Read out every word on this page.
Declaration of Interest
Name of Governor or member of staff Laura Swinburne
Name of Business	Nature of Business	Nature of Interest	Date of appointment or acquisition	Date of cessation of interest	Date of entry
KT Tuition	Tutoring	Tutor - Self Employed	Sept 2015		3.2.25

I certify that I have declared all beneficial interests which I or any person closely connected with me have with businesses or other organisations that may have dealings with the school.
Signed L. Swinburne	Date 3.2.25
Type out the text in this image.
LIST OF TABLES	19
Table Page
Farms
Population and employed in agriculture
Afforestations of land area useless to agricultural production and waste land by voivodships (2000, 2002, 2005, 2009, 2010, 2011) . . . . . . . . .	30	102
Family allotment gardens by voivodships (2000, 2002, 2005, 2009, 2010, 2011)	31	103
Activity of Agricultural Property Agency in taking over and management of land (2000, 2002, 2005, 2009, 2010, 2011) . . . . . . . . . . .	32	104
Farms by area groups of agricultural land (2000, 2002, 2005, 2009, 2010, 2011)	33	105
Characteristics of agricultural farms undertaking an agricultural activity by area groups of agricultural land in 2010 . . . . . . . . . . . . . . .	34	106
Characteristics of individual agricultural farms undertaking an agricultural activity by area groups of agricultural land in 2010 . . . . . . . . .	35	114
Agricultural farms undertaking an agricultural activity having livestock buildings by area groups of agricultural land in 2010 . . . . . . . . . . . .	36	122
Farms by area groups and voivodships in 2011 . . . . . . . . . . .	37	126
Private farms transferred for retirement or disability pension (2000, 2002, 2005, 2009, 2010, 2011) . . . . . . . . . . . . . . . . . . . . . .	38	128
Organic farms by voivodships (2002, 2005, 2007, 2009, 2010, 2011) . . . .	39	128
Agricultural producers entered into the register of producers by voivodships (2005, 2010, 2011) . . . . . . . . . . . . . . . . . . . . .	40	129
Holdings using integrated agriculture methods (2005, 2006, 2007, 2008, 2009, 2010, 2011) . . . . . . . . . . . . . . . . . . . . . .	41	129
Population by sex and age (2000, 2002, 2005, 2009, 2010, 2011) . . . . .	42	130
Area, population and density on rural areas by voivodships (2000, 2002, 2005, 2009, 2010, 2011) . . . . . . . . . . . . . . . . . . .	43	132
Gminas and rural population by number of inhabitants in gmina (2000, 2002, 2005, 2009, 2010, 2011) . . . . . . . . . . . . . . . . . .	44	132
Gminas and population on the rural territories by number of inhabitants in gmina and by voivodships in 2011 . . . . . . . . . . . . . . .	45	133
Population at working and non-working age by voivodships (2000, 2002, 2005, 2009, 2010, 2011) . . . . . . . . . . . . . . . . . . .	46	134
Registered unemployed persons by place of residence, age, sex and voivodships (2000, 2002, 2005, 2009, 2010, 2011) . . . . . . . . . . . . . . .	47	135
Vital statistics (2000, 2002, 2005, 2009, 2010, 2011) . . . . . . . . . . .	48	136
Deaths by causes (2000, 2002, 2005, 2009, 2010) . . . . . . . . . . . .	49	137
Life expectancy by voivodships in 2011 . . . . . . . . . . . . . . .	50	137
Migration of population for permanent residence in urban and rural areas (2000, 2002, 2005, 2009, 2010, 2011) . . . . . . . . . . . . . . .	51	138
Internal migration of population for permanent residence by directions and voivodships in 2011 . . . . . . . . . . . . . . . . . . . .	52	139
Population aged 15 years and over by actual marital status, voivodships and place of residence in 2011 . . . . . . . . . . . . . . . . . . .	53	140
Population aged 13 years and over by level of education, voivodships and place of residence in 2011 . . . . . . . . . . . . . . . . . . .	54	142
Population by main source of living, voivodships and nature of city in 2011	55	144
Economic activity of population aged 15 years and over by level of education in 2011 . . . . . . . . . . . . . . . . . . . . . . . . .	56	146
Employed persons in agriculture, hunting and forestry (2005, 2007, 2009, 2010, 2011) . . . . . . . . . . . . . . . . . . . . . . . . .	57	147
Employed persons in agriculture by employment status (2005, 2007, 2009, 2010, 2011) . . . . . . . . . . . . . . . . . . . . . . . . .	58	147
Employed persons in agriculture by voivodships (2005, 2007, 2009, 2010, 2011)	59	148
...
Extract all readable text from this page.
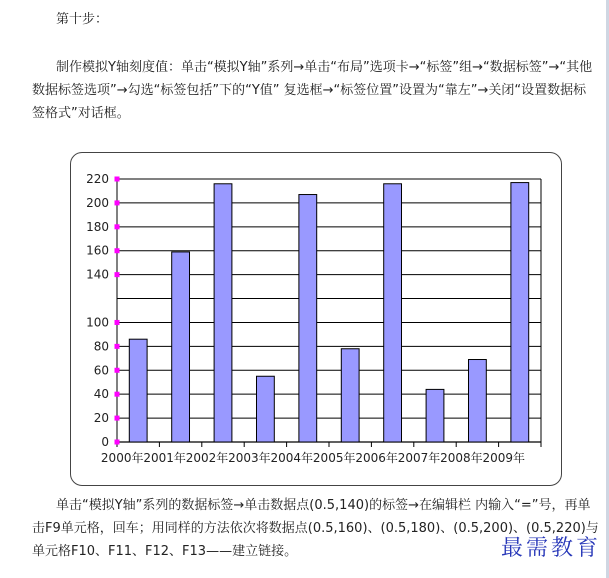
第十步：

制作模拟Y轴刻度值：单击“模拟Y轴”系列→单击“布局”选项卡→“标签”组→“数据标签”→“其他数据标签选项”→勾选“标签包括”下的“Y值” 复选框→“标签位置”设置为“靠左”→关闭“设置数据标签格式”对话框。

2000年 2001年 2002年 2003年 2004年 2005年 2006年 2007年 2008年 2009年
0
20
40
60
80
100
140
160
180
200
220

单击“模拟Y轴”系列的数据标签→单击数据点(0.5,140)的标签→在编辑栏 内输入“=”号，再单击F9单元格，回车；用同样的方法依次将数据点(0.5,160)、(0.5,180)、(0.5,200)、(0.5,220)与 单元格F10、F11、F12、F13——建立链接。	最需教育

Directive: Where a line above contains the string "aged", copy that line.

Correct output:
Population aged 15 years and over by actual marital status, voivodships and place of residence in 2011 . . . . . . . . . . . . . . . . . . .	53	140
Population aged 13 years and over by level of education, voivodships and place of residence in 2011 . . . . . . . . . . . . . . . . . . .	54	142
Economic activity of population aged 15 years and over by level of education in 2011 . . . . . . . . . . . . . . . . . . . . . . . . .	56	146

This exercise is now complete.